_What is expected:_
Reproduce all of the material word for word.

_Records to use:_
⁂

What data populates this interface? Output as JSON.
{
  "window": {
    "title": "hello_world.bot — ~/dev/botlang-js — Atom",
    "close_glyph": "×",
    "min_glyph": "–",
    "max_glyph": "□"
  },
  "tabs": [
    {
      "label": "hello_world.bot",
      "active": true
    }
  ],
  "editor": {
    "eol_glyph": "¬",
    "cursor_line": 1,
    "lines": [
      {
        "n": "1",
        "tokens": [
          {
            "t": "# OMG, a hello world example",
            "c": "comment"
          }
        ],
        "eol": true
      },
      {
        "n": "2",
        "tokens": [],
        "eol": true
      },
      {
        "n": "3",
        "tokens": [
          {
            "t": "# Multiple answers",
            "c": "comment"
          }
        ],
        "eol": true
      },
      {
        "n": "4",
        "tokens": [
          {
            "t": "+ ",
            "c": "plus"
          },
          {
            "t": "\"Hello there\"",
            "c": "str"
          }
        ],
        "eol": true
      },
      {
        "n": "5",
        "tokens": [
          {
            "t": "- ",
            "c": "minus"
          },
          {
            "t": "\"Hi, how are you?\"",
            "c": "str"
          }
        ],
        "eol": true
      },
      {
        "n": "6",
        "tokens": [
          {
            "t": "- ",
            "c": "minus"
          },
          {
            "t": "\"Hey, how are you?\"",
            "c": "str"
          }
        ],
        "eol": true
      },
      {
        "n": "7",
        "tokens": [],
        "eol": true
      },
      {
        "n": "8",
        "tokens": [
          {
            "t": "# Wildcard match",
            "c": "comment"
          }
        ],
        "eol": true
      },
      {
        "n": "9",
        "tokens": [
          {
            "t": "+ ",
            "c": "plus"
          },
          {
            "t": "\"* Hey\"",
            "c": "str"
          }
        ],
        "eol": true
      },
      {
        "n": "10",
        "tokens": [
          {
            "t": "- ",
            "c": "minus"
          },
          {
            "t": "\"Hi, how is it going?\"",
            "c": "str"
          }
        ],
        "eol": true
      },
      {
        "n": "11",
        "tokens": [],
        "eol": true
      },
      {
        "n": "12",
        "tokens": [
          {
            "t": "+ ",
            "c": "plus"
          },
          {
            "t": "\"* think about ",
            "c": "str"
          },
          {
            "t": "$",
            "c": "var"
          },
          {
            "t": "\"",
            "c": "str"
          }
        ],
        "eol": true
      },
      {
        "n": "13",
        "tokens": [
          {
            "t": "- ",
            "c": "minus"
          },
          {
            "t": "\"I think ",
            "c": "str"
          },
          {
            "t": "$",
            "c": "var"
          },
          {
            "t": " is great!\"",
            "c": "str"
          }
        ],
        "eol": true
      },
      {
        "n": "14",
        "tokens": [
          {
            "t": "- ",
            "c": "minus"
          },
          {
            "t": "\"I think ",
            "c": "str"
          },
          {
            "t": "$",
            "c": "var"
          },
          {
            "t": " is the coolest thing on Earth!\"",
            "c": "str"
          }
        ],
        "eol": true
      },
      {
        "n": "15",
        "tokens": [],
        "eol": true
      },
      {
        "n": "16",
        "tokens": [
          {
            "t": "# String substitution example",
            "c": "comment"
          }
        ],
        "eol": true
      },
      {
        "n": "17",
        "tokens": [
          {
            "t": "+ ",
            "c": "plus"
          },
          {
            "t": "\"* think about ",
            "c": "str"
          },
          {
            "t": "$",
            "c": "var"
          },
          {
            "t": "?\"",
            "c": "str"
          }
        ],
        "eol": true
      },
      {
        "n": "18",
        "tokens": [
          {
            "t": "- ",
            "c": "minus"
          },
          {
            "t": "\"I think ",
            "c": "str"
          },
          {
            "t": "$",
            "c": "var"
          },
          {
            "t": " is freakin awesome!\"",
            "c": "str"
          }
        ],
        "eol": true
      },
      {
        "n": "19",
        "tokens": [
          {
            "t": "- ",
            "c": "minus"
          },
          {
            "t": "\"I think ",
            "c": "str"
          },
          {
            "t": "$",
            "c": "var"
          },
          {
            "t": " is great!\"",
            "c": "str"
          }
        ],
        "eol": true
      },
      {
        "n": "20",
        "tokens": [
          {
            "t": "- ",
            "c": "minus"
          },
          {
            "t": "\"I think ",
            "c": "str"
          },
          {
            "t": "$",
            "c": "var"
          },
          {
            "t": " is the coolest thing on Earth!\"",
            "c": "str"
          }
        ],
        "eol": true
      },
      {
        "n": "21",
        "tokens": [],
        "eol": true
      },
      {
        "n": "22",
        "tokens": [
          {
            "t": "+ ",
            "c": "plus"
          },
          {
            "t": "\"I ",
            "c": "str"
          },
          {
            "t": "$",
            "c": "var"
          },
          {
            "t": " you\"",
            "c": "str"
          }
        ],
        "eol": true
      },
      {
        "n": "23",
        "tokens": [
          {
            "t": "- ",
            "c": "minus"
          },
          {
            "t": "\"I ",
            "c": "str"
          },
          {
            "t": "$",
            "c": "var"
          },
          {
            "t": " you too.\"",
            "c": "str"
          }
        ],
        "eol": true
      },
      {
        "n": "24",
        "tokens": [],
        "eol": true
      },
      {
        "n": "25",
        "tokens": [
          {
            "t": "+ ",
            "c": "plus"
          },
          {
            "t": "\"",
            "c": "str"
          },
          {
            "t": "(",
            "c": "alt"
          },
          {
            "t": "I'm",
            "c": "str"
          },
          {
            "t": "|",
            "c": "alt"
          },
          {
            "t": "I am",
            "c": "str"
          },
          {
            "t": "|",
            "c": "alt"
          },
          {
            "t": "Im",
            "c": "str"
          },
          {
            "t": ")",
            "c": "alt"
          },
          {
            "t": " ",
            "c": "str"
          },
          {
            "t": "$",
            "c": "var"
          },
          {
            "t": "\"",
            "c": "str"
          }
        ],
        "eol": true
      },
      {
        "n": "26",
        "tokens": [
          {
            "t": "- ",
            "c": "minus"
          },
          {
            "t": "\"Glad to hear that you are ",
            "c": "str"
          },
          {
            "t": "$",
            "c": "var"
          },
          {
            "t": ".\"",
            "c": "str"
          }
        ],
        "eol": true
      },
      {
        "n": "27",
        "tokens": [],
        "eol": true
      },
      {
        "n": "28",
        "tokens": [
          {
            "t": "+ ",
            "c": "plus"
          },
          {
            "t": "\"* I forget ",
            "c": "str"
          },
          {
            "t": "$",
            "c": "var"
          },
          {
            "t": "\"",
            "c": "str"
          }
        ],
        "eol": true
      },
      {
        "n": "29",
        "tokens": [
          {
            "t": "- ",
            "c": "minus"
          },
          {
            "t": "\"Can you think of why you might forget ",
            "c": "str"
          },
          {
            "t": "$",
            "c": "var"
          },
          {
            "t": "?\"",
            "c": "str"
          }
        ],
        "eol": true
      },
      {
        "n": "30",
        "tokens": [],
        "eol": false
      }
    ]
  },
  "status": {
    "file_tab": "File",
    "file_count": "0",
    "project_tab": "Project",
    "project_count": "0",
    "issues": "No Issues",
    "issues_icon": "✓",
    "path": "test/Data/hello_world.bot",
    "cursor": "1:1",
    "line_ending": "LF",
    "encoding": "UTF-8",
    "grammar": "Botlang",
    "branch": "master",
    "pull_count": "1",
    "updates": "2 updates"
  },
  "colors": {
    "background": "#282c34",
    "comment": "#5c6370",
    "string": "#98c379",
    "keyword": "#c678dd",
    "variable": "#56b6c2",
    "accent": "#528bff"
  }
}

⁂

_Task result:_
What data populates this interface? Output as JSON.
{
  "window": {
    "title": "hello_world.bot — ~/dev/botlang-js — Atom",
    "close_glyph": "×",
    "min_glyph": "–",
    "max_glyph": "□"
  },
  "tabs": [
    {
      "label": "hello_world.bot",
      "active": true
    }
  ],
  "editor": {
    "eol_glyph": "¬",
    "cursor_line": 1,
    "lines": [
      {
        "n": "1",
        "tokens": [
          {
            "t": "# OMG, a hello world example",
            "c": "comment"
          }
        ],
        "eol": true
      },
      {
        "n": "2",
        "tokens": [],
        "eol": true
      },
      {
        "n": "3",
        "tokens": [
          {
            "t": "# Multiple answers",
            "c": "comment"
          }
        ],
        "eol": true
      },
      {
        "n": "4",
        "tokens": [
          {
            "t": "+ ",
            "c": "plus"
          },
          {
            "t": "\"Hello there\"",
            "c": "str"
          }
        ],
        "eol": true
      },
      {
        "n": "5",
        "tokens": [
          {
            "t": "- ",
            "c": "minus"
          },
          {
            "t": "\"Hi, how are you?\"",
            "c": "str"
          }
        ],
        "eol": true
      },
      {
        "n": "6",
        "tokens": [
          {
            "t": "- ",
            "c": "minus"
          },
          {
            "t": "\"Hey, how are you?\"",
            "c": "str"
          }
        ],
        "eol": true
      },
      {
        "n": "7",
        "tokens": [],
        "eol": true
      },
      {
        "n": "8",
        "tokens": [
          {
            "t": "# Wildcard match",
            "c": "comment"
          }
        ],
        "eol": true
      },
      {
        "n": "9",
        "tokens": [
          {
            "t": "+ ",
            "c": "plus"
          },
          {
            "t": "\"* Hey\"",
            "c": "str"
          }
        ],
        "eol": true
      },
      {
        "n": "10",
        "tokens": [
          {
            "t": "- ",
            "c": "minus"
          },
          {
            "t": "\"Hi, how is it going?\"",
            "c": "str"
          }
        ],
        "eol": true
      },
      {
        "n": "11",
        "tokens": [],
        "eol": true
      },
      {
        "n": "12",
        "tokens": [
          {
            "t": "+ ",
            "c": "plus"
          },
          {
            "t": "\"* think about ",
            "c": "str"
          },
          {
            "t": "$",
            "c": "var"
          },
          {
            "t": "\"",
            "c": "str"
          }
        ],
        "eol": true
      },
      {
        "n": "13",
        "tokens": [
          {
            "t": "- ",
            "c": "minus"
          },
          {
            "t": "\"I think ",
            "c": "str"
          },
          {
            "t": "$",
            "c": "var"
          },
          {
            "t": " is great!\"",
            "c": "str"
          }
        ],
        "eol": true
      },
      {
        "n": "14",
        "tokens": [
          {
            "t": "- ",
            "c": "minus"
          },
          {
            "t": "\"I think ",
            "c": "str"
          },
          {
            "t": "$",
            "c": "var"
          },
          {
            "t": " is the coolest thing on Earth!\"",
            "c": "str"
          }
        ],
        "eol": true
      },
      {
        "n": "15",
        "tokens": [],
        "eol": true
      },
      {
        "n": "16",
        "tokens": [
          {
            "t": "# String substitution example",
            "c": "comment"
          }
        ],
        "eol": true
      },
      {
        "n": "17",
        "tokens": [
          {
            "t": "+ ",
            "c": "plus"
          },
          {
            "t": "\"* think about ",
            "c": "str"
          },
          {
            "t": "$",
            "c": "var"
          },
          {
            "t": "?\"",
            "c": "str"
          }
        ],
        "eol": true
      },
      {
        "n": "18",
        "tokens": [
          {
            "t": "- ",
            "c": "minus"
          },
          {
            "t": "\"I think ",
            "c": "str"
          },
          {
            "t": "$",
            "c": "var"
          },
          {
            "t": " is freakin awesome!\"",
            "c": "str"
          }
        ],
        "eol": true
      },
      {
        "n": "19",
        "tokens": [
          {
            "t": "- ",
            "c": "minus"
          },
          {
            "t": "\"I think ",
            "c": "str"
          },
          {
            "t": "$",
            "c": "var"
          },
          {
            "t": " is great!\"",
            "c": "str"
          }
        ],
        "eol": true
      },
      {
        "n": "20",
        "tokens": [
          {
            "t": "- ",
            "c": "minus"
          },
          {
            "t": "\"I think ",
            "c": "str"
          },
          {
            "t": "$",
            "c": "var"
          },
          {
            "t": " is the coolest thing on Earth!\"",
            "c": "str"
          }
        ],
        "eol": true
      },
      {
        "n": "21",
        "tokens": [],
        "eol": true
      },
      {
        "n": "22",
        "tokens": [
          {
            "t": "+ ",
            "c": "plus"
          },
          {
            "t": "\"I ",
            "c": "str"
          },
          {
            "t": "$",
            "c": "var"
          },
          {
            "t": " you\"",
            "c": "str"
          }
        ],
        "eol": true
      },
      {
        "n": "23",
        "tokens": [
          {
            "t": "- ",
            "c": "minus"
          },
          {
            "t": "\"I ",
            "c": "str"
          },
          {
            "t": "$",
            "c": "var"
          },
          {
            "t": " you too.\"",
            "c": "str"
          }
        ],
        "eol": true
      },
      {
        "n": "24",
        "tokens": [],
        "eol": true
      },
      {
        "n": "25",
        "tokens": [
          {
            "t": "+ ",
            "c": "plus"
          },
          {
            "t": "\"",
            "c": "str"
          },
          {
            "t": "(",
            "c": "alt"
          },
          {
            "t": "I'm",
            "c": "str"
          },
          {
            "t": "|",
            "c": "alt"
          },
          {
            "t": "I am",
            "c": "str"
          },
          {
            "t": "|",
            "c": "alt"
          },
          {
            "t": "Im",
            "c": "str"
          },
          {
            "t": ")",
            "c": "alt"
          },
          {
            "t": " ",
            "c": "str"
          },
          {
            "t": "$",
            "c": "var"
          },
          {
            "t": "\"",
            "c": "str"
          }
        ],
        "eol": true
      },
      {
        "n": "26",
        "tokens": [
          {
            "t": "- ",
            "c": "minus"
          },
          {
            "t": "\"Glad to hear that you are ",
            "c": "str"
          },
          {
            "t": "$",
            "c": "var"
          },
          {
            "t": ".\"",
            "c": "str"
          }
        ],
        "eol": true
      },
      {
        "n": "27",
        "tokens": [],
        "eol": true
      },
      {
        "n": "28",
        "tokens": [
          {
            "t": "+ ",
            "c": "plus"
          },
          {
            "t": "\"* I forget ",
            "c": "str"
          },
          {
            "t": "$",
            "c": "var"
          },
          {
            "t": "\"",
            "c": "str"
          }
        ],
        "eol": true
      },
      {
        "n": "29",
        "tokens": [
          {
            "t": "- ",
            "c": "minus"
          },
          {
            "t": "\"Can you think of why you might forget ",
            "c": "str"
          },
          {
            "t": "$",
            "c": "var"
          },
          {
            "t": "?\"",
            "c": "str"
          }
        ],
        "eol": true
      },
      {
        "n": "30",
        "tokens": [],
        "eol": false
      }
    ]
  },
  "status": {
    "file_tab": "File",
    "file_count": "0",
    "project_tab": "Project",
    "project_count": "0",
    "issues": "No Issues",
    "issues_icon": "✓",
    "path": "test/Data/hello_world.bot",
    "cursor": "1:1",
    "line_ending": "LF",
    "encoding": "UTF-8",
    "grammar": "Botlang",
    "branch": "master",
    "pull_count": "1",
    "updates": "2 updates"
  },
  "colors": {
    "background": "#282c34",
    "comment": "#5c6370",
    "string": "#98c379",
    "keyword": "#c678dd",
    "variable": "#56b6c2",
    "accent": "#528bff"
  }
}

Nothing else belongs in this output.